━━━ Data supplied

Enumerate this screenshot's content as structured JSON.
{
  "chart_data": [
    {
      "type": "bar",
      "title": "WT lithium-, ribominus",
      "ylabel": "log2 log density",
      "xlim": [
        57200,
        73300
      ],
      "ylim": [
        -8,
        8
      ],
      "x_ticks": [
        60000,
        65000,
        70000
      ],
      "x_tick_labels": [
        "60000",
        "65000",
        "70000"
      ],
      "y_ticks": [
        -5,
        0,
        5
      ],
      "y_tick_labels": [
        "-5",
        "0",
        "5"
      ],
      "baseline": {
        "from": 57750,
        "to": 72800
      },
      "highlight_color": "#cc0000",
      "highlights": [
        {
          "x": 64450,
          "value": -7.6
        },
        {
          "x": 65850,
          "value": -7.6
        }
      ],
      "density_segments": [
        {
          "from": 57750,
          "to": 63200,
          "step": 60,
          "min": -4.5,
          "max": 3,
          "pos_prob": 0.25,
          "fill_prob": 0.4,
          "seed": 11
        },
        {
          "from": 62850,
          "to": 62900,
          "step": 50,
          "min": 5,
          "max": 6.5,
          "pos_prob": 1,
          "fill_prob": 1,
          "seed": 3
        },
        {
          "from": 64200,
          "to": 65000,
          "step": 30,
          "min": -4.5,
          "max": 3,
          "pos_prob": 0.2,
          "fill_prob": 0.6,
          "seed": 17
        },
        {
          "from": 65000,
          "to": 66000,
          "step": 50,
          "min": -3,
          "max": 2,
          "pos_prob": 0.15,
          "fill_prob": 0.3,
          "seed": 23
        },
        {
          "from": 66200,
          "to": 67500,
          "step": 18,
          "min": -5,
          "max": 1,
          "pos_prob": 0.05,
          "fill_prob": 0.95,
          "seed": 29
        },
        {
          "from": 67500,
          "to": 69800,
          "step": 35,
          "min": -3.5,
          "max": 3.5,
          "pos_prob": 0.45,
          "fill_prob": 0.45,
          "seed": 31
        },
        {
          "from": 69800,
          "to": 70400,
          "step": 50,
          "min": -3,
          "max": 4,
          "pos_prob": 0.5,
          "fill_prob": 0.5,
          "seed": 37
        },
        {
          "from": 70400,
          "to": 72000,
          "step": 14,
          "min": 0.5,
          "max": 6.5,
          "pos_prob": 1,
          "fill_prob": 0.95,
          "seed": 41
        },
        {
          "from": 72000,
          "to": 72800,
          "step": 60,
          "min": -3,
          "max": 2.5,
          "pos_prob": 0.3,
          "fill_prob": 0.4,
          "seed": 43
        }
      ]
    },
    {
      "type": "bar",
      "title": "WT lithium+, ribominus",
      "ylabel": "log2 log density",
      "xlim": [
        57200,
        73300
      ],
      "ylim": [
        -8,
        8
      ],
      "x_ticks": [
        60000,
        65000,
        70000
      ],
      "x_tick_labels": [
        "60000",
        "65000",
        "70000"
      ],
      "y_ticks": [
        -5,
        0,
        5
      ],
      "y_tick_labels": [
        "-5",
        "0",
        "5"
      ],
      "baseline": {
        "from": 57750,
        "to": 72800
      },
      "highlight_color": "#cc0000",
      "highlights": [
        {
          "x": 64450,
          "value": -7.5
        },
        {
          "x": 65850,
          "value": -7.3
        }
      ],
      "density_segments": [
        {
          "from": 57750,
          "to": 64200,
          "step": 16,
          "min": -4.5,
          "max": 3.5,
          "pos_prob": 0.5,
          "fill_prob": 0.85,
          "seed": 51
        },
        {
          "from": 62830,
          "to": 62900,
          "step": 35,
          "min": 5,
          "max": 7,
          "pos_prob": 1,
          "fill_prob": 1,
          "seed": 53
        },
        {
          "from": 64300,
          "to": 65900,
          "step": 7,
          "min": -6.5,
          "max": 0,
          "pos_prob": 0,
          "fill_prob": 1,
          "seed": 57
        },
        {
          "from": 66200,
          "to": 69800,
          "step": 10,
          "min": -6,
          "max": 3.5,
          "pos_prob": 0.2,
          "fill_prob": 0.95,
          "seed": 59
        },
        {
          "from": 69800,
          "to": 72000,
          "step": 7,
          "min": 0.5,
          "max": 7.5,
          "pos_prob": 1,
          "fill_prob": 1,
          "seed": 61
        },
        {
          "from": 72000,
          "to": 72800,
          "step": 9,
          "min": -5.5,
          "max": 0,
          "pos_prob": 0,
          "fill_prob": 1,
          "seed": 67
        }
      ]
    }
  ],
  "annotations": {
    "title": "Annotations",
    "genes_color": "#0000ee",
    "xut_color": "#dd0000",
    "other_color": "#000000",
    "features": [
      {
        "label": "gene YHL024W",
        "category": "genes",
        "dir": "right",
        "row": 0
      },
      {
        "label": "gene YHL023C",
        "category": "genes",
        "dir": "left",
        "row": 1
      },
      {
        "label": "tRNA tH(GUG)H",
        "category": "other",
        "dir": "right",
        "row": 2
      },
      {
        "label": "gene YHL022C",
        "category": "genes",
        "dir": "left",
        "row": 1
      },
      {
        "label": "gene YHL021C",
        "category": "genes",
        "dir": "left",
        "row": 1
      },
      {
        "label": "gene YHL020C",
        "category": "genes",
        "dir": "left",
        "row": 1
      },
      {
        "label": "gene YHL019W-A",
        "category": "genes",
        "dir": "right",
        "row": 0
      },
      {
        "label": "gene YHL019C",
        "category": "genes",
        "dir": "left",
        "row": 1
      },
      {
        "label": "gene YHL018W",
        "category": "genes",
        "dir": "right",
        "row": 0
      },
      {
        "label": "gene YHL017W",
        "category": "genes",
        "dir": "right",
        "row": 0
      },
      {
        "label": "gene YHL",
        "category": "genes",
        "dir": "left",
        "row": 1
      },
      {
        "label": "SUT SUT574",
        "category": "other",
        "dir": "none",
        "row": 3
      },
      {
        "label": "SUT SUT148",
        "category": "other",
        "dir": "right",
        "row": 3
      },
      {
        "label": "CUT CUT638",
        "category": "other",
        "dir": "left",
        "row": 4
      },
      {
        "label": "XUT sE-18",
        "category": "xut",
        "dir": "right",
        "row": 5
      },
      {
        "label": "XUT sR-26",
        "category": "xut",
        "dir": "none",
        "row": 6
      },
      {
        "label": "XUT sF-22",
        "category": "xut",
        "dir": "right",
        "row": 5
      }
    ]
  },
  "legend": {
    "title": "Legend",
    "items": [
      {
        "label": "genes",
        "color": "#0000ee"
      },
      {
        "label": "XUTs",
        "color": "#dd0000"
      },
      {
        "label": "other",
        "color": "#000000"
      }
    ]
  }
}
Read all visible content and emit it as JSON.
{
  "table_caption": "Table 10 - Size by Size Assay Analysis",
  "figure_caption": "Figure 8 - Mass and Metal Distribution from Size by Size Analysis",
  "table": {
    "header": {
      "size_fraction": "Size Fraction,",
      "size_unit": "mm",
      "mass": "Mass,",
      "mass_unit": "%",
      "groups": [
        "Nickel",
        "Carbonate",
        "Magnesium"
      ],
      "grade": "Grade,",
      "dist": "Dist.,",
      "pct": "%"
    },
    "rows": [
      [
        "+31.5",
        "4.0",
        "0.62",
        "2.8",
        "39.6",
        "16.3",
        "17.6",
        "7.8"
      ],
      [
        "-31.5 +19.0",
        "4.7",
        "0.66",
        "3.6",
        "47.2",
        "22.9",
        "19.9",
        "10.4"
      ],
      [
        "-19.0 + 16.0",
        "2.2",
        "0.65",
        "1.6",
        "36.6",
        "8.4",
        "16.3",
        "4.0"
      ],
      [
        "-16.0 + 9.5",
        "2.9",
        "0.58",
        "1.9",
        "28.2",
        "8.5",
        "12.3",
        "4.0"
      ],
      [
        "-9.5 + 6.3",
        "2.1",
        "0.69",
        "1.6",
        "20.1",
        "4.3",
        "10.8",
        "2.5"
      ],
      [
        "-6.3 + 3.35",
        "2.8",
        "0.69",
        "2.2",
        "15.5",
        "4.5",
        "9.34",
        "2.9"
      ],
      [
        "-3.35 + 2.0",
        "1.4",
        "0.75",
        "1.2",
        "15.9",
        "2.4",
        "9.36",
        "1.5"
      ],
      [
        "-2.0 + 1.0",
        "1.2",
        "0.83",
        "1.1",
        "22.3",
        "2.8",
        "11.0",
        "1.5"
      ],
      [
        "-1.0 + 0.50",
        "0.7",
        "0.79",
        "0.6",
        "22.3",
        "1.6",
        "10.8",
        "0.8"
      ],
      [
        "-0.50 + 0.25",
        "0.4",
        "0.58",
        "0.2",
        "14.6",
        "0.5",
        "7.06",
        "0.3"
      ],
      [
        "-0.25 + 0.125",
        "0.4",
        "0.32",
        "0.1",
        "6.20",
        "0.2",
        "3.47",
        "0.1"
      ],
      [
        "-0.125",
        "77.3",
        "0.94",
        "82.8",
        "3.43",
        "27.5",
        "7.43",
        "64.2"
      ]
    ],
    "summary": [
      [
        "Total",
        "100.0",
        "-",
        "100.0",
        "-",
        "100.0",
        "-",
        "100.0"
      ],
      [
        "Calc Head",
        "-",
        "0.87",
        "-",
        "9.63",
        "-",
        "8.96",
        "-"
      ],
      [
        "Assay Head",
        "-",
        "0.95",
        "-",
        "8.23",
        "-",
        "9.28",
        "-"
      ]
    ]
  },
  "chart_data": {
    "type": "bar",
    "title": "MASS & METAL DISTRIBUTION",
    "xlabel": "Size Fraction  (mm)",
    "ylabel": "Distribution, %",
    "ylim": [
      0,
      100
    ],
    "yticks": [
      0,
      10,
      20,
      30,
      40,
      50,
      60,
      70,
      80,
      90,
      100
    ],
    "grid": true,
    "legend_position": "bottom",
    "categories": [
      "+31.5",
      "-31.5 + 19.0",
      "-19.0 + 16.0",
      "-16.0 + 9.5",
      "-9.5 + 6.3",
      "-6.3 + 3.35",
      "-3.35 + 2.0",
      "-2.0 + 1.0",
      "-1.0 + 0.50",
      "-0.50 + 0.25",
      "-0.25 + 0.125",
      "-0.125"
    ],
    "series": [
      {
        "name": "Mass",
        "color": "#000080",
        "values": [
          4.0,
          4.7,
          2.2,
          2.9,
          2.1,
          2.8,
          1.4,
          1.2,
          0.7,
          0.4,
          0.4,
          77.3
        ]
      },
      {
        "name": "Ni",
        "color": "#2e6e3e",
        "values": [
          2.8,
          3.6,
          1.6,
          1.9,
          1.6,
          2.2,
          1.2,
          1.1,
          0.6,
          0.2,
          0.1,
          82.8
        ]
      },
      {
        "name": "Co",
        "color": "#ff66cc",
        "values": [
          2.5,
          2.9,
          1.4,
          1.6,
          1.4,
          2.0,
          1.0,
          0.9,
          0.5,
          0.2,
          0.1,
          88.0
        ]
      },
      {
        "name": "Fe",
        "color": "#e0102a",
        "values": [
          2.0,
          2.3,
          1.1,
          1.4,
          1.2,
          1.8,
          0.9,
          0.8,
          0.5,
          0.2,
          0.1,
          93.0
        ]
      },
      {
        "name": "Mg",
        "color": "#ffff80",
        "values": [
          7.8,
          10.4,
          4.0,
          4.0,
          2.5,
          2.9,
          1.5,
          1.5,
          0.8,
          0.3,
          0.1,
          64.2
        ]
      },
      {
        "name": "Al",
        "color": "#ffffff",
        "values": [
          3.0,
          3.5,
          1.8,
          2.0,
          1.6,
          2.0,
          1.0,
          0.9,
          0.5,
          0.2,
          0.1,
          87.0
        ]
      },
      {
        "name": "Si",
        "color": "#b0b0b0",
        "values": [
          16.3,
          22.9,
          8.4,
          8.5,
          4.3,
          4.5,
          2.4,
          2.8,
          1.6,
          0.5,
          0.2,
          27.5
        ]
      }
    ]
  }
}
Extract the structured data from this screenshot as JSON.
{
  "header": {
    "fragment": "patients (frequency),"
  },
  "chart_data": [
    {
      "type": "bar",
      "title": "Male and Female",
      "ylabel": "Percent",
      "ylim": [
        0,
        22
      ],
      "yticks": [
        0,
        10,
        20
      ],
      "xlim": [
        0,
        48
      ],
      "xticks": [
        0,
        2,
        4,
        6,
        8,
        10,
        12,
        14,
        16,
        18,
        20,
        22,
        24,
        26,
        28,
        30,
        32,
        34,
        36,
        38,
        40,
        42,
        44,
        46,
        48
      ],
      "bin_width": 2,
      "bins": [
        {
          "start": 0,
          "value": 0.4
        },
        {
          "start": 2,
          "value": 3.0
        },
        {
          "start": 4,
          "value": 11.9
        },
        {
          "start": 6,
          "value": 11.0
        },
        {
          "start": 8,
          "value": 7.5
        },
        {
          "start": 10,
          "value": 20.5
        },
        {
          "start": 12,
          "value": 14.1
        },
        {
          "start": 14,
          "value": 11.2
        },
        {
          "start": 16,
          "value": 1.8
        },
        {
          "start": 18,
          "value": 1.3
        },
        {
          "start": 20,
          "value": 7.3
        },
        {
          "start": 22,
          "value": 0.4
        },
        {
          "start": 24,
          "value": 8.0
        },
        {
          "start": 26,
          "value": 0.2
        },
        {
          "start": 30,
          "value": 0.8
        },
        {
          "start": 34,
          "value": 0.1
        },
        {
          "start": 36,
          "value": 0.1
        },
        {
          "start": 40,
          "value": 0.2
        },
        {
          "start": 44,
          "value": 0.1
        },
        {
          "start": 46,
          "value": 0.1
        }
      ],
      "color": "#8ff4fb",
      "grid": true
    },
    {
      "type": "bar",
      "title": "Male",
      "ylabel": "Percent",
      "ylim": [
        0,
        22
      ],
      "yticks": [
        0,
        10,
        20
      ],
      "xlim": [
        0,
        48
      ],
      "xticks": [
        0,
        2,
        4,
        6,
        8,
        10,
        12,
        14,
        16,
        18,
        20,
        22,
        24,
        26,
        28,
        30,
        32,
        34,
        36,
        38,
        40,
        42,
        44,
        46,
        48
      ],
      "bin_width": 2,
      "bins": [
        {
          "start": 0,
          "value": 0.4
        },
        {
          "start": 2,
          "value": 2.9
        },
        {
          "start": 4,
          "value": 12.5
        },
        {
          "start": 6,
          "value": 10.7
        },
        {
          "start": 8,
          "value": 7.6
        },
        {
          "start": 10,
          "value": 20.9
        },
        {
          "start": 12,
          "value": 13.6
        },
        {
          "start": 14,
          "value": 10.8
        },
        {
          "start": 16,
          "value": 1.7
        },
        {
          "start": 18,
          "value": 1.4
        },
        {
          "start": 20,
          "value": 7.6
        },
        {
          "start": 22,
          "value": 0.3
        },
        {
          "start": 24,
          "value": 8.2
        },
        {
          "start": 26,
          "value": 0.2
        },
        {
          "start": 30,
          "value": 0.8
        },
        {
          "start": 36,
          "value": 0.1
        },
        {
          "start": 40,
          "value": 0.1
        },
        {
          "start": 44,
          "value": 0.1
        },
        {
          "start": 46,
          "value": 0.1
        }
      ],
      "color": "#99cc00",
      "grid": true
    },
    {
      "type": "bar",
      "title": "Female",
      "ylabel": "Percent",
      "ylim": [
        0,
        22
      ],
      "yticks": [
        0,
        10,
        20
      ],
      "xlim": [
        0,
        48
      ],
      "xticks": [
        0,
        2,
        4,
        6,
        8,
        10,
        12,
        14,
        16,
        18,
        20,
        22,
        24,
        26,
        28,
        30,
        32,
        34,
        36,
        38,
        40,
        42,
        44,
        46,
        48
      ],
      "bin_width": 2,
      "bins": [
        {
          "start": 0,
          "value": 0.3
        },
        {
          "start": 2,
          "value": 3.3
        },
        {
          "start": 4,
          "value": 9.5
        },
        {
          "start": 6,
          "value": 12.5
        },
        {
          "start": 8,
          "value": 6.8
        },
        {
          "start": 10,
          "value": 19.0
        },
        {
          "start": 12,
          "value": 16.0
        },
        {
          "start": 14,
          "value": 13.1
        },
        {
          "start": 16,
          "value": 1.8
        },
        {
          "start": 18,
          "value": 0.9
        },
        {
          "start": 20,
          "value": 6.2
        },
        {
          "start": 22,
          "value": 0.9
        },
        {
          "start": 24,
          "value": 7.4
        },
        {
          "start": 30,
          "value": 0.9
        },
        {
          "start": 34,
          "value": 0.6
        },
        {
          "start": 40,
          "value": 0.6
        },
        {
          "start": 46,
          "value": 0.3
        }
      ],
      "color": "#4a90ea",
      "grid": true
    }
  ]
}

━━━━━━

▶ _About this exercise_: If a line in the material above contains the word "Analysis", copy it.

▶ _Task output_:
  "table_caption": "Table 10 - Size by Size Assay Analysis",
  "figure_caption": "Figure 8 - Mass and Metal Distribution from Size by Size Analysis",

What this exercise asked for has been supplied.